> [STATED PROBLEM]:
Rewrite the lines from the one containing "Detect and localize" through the one containing "bar: [511, 742, 521, 890]", changing every "elements" to "items" and leaving everything else the same.

(Layout annotation entries)
=====

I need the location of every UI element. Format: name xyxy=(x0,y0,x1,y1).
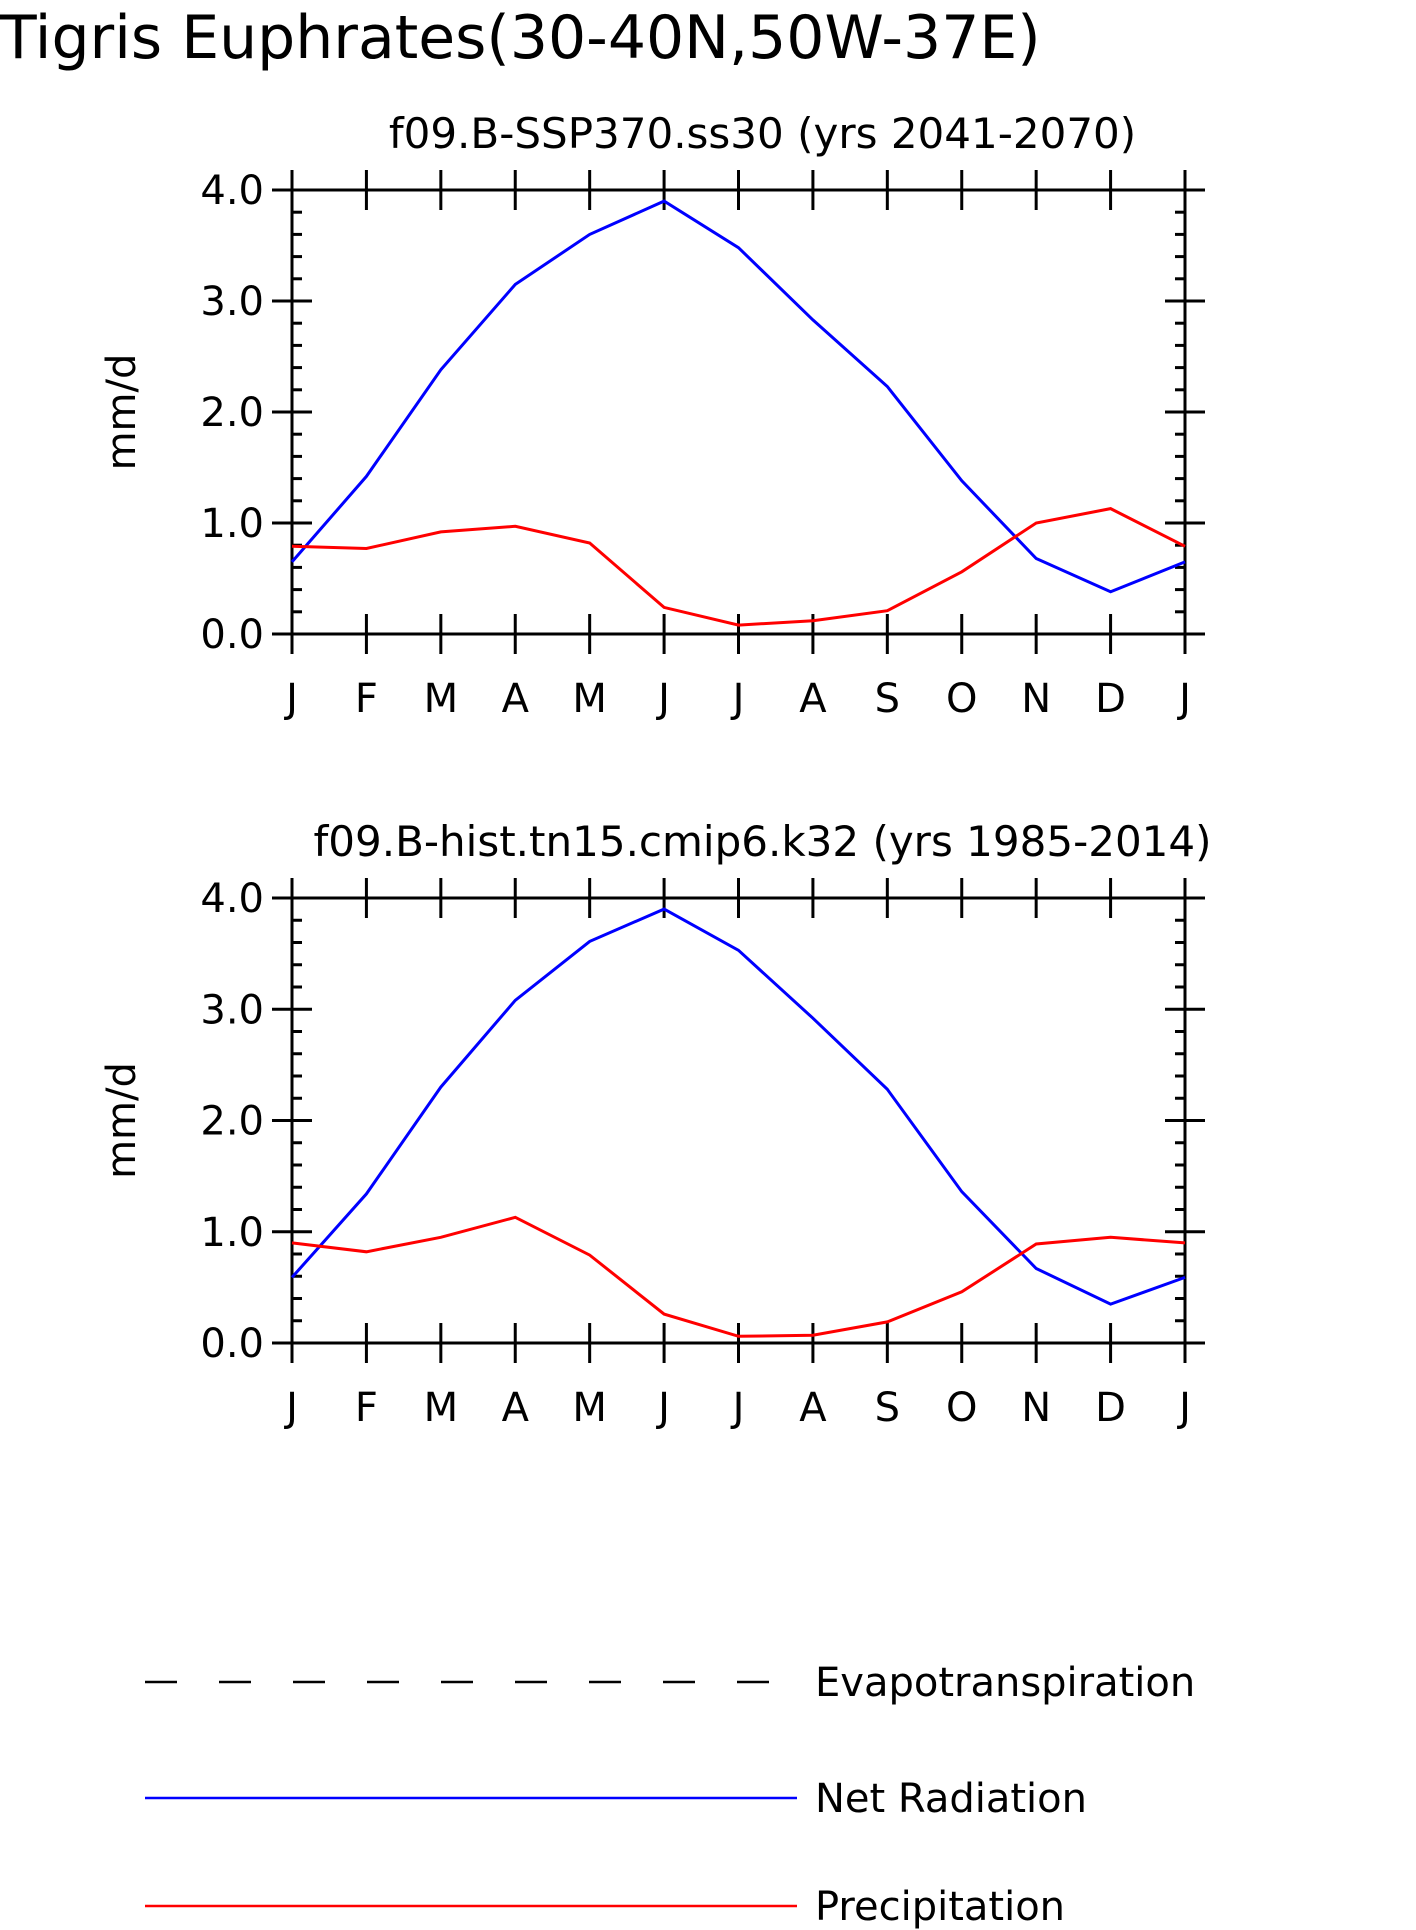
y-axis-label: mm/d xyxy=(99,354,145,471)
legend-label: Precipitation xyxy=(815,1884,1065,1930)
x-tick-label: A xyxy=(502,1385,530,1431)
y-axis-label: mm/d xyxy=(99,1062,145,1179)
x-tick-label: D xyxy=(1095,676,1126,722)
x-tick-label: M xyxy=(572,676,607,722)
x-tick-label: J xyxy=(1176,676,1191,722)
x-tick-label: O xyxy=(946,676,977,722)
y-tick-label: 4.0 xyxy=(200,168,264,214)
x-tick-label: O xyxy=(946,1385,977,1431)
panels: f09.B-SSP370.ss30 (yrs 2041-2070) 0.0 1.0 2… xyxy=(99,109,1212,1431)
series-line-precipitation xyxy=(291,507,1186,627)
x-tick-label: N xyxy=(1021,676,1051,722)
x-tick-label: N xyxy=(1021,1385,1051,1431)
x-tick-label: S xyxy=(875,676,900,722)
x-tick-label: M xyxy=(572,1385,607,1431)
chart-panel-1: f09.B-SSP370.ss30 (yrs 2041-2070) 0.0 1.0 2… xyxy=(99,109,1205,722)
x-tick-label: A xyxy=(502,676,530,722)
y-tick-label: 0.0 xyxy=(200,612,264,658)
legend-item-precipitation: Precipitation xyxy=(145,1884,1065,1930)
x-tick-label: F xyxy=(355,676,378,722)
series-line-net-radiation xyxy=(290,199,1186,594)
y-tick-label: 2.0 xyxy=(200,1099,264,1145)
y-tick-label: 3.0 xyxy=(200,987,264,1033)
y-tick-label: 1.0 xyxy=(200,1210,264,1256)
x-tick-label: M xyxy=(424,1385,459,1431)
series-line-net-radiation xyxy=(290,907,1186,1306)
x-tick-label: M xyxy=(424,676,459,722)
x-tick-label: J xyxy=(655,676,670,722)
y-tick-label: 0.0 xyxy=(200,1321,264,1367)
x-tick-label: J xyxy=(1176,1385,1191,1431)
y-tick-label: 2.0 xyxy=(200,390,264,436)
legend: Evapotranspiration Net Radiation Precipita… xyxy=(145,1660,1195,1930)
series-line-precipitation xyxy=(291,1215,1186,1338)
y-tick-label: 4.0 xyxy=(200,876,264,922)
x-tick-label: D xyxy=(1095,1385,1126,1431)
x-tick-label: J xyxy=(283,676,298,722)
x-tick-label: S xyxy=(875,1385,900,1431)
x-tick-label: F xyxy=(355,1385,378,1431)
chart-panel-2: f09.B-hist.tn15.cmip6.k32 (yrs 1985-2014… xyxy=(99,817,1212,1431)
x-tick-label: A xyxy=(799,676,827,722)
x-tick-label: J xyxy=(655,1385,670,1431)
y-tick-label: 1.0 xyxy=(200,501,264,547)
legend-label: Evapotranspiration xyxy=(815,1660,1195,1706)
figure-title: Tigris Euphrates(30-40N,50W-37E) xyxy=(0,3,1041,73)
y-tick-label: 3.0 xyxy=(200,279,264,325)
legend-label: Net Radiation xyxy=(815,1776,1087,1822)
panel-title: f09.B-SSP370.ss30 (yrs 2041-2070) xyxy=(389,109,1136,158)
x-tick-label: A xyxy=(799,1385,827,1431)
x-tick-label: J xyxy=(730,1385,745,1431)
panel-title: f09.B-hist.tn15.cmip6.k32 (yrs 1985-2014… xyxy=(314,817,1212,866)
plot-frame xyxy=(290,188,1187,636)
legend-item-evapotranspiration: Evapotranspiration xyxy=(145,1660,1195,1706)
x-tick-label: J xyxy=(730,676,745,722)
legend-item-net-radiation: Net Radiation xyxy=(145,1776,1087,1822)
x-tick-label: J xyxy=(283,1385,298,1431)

=====

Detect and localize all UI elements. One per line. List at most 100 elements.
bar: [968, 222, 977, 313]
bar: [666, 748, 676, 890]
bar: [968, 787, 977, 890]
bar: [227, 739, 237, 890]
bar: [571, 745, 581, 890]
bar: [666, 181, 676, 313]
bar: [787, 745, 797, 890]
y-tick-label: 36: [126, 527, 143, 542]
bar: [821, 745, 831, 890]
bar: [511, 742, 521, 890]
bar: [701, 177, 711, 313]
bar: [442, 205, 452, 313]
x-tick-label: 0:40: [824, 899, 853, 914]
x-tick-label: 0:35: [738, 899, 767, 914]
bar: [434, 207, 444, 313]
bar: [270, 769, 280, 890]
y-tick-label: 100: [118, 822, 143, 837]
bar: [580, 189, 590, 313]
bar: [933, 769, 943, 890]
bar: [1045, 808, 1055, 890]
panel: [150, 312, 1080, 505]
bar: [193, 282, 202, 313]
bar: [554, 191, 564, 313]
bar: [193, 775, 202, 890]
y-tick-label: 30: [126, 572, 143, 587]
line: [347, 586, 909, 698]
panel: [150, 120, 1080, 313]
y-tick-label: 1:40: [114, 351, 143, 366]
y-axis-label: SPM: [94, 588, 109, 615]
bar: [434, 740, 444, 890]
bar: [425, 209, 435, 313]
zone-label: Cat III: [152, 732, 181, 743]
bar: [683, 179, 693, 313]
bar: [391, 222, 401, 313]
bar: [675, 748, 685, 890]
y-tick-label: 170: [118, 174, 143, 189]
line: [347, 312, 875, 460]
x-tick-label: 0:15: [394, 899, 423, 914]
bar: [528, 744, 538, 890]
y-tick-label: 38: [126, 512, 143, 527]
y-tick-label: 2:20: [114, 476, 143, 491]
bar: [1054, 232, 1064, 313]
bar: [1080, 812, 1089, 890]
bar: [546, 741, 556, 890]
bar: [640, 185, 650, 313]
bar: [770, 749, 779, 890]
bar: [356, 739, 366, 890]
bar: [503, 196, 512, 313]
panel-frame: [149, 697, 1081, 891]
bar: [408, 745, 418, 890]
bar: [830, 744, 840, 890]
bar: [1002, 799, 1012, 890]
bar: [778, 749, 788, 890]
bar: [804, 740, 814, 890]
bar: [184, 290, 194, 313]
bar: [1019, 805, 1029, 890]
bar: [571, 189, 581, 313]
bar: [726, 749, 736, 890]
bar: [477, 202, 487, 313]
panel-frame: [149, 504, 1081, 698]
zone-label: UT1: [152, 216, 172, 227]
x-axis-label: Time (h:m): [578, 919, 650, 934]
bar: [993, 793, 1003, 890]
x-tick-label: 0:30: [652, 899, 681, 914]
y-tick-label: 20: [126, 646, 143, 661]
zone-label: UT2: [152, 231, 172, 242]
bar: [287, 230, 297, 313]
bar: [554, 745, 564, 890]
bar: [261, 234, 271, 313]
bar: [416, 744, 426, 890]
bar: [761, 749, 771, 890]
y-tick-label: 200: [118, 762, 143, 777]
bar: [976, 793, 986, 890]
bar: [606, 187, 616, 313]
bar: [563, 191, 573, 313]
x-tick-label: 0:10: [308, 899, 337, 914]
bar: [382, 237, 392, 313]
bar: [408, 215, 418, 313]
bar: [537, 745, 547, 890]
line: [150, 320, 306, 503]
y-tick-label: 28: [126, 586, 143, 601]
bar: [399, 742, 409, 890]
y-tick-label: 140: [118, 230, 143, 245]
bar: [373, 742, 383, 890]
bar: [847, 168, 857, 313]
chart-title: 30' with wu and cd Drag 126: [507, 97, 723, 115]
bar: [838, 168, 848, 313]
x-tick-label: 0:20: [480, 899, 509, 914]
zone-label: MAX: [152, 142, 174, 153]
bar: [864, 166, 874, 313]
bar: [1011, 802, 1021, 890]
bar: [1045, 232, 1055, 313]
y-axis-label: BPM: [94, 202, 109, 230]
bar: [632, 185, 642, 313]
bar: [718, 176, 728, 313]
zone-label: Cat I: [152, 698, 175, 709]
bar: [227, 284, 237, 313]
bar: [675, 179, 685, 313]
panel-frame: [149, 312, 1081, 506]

=====

> [RESPONSE TO THIS EXERCISE]:
Detect and localize all UI items. One per line. List at most 100 items.
bar: [968, 222, 977, 313]
bar: [666, 748, 676, 890]
bar: [968, 787, 977, 890]
bar: [227, 739, 237, 890]
bar: [571, 745, 581, 890]
bar: [666, 181, 676, 313]
bar: [787, 745, 797, 890]
y-tick-label: 36: [126, 527, 143, 542]
bar: [821, 745, 831, 890]
bar: [511, 742, 521, 890]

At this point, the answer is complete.